Directions for this task. Could you transcribe the material below exactly, without leaving out a single line?

Stored data

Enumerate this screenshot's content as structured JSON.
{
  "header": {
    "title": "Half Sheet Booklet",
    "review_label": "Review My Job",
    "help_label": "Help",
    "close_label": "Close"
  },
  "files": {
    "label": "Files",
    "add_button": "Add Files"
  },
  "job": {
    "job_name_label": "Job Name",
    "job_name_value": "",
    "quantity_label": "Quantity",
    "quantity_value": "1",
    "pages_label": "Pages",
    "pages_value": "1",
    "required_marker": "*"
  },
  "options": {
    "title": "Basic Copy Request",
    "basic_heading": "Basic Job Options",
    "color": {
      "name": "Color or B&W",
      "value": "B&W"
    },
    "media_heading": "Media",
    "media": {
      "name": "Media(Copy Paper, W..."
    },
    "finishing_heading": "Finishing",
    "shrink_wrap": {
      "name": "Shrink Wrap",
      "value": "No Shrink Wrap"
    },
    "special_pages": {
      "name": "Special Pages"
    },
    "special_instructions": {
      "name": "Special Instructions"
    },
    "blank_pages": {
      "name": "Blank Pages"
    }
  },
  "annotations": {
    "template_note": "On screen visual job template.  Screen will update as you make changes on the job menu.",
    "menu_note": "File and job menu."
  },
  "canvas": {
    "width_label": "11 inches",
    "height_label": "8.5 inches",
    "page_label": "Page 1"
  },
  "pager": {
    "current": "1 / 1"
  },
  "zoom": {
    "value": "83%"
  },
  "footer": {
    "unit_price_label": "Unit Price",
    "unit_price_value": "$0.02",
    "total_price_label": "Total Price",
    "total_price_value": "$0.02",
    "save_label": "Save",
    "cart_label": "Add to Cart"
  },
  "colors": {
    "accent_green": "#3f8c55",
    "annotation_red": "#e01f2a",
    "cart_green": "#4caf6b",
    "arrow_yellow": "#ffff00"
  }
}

Response to the exercise.
Enumerate this screenshot's content as structured JSON.
{
  "header": {
    "title": "Half Sheet Booklet",
    "review_label": "Review My Job",
    "help_label": "Help",
    "close_label": "Close"
  },
  "files": {
    "label": "Files",
    "add_button": "Add Files"
  },
  "job": {
    "job_name_label": "Job Name",
    "job_name_value": "",
    "quantity_label": "Quantity",
    "quantity_value": "1",
    "pages_label": "Pages",
    "pages_value": "1",
    "required_marker": "*"
  },
  "options": {
    "title": "Basic Copy Request",
    "basic_heading": "Basic Job Options",
    "color": {
      "name": "Color or B&W",
      "value": "B&W"
    },
    "media_heading": "Media",
    "media": {
      "name": "Media(Copy Paper, W..."
    },
    "finishing_heading": "Finishing",
    "shrink_wrap": {
      "name": "Shrink Wrap",
      "value": "No Shrink Wrap"
    },
    "special_pages": {
      "name": "Special Pages"
    },
    "special_instructions": {
      "name": "Special Instructions"
    },
    "blank_pages": {
      "name": "Blank Pages"
    }
  },
  "annotations": {
    "template_note": "On screen visual job template.  Screen will update as you make changes on the job menu.",
    "menu_note": "File and job menu."
  },
  "canvas": {
    "width_label": "11 inches",
    "height_label": "8.5 inches",
    "page_label": "Page 1"
  },
  "pager": {
    "current": "1 / 1"
  },
  "zoom": {
    "value": "83%"
  },
  "footer": {
    "unit_price_label": "Unit Price",
    "unit_price_value": "$0.02",
    "total_price_label": "Total Price",
    "total_price_value": "$0.02",
    "save_label": "Save",
    "cart_label": "Add to Cart"
  },
  "colors": {
    "accent_green": "#3f8c55",
    "annotation_red": "#e01f2a",
    "cart_green": "#4caf6b",
    "arrow_yellow": "#ffff00"
  }
}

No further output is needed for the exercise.